YOUR GOAL - Locate all lines with the word "участие". Copy them.

GIVEN RECORDS -
══════════

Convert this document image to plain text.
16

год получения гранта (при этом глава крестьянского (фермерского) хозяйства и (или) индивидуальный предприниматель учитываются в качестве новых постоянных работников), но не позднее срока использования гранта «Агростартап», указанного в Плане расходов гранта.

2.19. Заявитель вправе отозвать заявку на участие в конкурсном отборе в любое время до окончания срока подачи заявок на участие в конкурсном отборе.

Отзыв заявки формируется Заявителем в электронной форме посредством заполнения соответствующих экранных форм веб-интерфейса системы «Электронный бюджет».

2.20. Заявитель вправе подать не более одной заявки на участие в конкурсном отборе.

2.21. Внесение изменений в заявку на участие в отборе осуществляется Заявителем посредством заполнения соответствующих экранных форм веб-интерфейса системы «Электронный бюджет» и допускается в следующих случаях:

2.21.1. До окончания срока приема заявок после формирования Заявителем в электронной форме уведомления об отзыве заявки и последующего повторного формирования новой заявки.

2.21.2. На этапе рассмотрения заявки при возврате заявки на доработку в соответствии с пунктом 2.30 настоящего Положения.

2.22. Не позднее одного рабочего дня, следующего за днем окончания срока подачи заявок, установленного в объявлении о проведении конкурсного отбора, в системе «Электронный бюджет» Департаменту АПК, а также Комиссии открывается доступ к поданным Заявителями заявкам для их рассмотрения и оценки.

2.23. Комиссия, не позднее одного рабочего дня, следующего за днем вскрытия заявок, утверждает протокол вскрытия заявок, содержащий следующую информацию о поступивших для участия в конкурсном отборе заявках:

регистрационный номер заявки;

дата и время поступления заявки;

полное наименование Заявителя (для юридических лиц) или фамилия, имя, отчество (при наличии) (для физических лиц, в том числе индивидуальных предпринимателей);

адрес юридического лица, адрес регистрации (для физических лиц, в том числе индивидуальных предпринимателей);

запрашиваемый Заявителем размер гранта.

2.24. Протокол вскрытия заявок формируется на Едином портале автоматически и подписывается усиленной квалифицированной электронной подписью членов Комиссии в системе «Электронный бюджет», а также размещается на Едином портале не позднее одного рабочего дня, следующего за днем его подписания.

══════════

OUTPUT FOR THIS TASK -
2.19. Заявитель вправе отозвать заявку на участие в конкурсном отборе в любое время до окончания срока подачи заявок на участие в конкурсном отборе.
2.20. Заявитель вправе подать не более одной заявки на участие в конкурсном отборе.
2.21. Внесение изменений в заявку на участие в отборе осуществляется Заявителем посредством заполнения соответствующих экранных форм веб-интерфейса системы «Электронный бюджет» и допускается в следующих случаях:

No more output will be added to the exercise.